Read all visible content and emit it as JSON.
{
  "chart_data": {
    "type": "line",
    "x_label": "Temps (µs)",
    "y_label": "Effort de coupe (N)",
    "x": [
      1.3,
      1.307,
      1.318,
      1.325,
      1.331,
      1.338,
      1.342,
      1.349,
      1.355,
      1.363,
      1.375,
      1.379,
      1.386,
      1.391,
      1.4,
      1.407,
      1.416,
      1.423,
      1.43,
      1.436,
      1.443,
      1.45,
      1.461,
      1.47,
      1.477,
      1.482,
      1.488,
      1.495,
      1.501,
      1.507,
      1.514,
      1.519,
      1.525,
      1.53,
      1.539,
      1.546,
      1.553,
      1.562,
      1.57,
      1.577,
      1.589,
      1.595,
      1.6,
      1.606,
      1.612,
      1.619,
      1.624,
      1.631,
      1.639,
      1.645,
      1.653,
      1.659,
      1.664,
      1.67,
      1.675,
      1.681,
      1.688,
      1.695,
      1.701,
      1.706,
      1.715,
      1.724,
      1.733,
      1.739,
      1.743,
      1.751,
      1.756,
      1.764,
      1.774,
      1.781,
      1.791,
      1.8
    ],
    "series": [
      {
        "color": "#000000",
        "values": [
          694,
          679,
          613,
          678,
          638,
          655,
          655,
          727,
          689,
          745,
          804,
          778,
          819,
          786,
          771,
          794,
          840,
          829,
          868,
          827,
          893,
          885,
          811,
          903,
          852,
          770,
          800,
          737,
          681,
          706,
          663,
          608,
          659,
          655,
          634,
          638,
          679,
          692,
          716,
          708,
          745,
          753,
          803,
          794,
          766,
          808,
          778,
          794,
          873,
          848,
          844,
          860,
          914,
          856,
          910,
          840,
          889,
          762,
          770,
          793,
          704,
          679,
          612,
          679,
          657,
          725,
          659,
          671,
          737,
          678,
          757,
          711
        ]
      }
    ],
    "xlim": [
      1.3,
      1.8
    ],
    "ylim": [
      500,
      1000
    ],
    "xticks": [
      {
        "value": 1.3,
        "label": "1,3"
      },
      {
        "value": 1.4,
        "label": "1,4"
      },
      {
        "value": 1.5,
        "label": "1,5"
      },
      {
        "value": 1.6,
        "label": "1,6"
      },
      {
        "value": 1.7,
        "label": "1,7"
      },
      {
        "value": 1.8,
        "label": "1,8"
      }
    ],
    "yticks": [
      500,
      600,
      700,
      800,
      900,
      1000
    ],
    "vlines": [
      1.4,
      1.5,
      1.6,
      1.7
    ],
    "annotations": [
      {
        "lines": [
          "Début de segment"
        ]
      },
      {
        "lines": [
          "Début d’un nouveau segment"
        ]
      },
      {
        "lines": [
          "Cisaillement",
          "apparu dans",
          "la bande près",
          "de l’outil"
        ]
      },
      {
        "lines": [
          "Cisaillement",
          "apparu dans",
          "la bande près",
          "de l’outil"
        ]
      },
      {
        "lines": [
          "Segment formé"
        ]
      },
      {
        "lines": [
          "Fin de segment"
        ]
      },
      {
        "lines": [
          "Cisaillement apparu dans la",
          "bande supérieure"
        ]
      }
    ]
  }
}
...
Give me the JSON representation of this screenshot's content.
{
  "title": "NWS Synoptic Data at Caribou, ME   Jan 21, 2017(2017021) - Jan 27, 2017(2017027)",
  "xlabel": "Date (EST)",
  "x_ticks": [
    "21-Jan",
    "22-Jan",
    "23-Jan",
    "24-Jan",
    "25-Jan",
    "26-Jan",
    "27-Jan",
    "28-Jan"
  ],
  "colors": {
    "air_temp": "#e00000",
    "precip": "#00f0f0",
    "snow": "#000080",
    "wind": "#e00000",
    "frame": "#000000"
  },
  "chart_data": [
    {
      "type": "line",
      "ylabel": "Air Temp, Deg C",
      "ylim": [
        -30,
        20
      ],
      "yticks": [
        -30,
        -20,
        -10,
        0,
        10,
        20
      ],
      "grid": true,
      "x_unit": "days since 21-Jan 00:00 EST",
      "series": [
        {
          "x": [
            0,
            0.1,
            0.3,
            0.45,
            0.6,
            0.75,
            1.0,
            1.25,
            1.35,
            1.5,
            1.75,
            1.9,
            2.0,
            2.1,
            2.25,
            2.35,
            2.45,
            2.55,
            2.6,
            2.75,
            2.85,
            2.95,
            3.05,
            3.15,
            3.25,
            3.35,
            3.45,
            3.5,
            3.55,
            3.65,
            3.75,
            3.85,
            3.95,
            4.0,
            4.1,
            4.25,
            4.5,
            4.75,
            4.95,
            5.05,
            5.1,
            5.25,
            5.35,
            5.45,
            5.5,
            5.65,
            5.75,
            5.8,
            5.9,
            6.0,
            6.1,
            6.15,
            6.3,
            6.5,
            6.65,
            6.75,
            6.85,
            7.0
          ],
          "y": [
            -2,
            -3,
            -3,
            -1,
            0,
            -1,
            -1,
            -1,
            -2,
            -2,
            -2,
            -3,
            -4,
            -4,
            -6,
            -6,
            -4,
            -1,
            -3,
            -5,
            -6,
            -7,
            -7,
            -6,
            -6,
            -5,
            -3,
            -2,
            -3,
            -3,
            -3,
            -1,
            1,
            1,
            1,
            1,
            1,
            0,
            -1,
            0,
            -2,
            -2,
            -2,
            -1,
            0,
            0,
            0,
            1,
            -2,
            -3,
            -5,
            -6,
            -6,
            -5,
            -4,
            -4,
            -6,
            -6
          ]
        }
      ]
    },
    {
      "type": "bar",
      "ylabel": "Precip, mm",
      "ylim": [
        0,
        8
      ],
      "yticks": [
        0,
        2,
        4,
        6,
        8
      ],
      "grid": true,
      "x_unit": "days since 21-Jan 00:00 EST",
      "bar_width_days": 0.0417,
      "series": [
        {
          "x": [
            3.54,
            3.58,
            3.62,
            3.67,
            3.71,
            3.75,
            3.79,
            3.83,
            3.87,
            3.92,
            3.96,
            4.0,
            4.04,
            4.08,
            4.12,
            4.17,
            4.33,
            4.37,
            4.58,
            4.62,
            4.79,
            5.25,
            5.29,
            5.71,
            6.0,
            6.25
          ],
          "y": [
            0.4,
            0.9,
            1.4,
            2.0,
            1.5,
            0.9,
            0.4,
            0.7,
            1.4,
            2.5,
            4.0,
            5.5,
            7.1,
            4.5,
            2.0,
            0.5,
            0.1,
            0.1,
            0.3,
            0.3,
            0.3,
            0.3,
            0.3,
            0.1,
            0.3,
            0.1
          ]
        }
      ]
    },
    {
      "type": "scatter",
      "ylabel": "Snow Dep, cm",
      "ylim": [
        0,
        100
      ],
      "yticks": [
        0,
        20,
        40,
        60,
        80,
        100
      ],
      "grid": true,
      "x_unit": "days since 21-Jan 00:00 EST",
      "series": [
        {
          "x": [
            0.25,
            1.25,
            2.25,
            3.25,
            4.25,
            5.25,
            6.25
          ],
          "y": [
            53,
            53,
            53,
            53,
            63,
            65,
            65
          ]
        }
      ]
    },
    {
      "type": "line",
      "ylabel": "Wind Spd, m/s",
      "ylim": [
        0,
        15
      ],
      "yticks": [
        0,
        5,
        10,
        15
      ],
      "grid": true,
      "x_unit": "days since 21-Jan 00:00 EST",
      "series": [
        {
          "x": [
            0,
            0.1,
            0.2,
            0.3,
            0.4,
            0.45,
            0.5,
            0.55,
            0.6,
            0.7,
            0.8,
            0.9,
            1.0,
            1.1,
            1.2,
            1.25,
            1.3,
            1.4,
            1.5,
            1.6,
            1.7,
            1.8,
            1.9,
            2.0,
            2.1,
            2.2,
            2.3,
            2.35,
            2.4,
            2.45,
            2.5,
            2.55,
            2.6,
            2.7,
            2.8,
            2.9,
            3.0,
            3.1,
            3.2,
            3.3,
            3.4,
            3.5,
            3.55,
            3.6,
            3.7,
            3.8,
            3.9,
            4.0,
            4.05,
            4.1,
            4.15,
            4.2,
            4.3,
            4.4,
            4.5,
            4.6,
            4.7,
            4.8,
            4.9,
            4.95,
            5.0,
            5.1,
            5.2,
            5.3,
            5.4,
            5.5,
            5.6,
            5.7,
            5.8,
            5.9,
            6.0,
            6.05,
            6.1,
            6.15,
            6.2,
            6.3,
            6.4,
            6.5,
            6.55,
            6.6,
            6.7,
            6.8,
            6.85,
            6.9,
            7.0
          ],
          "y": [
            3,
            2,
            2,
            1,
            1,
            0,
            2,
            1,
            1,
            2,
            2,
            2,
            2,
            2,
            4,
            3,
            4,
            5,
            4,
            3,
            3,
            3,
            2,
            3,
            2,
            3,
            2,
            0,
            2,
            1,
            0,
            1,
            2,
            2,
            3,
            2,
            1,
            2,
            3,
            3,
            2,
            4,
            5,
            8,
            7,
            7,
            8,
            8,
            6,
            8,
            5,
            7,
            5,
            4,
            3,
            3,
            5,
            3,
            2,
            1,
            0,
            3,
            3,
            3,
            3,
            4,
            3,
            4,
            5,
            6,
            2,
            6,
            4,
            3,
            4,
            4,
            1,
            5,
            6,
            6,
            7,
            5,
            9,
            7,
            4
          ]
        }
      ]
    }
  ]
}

TASK STATEMENT
From the records above, copy every line that holds the word "type".

EXERCISE SOLUTION
    "type": "line",
      "type": "line",
      "type": "bar",
      "type": "scatter",
      "type": "line",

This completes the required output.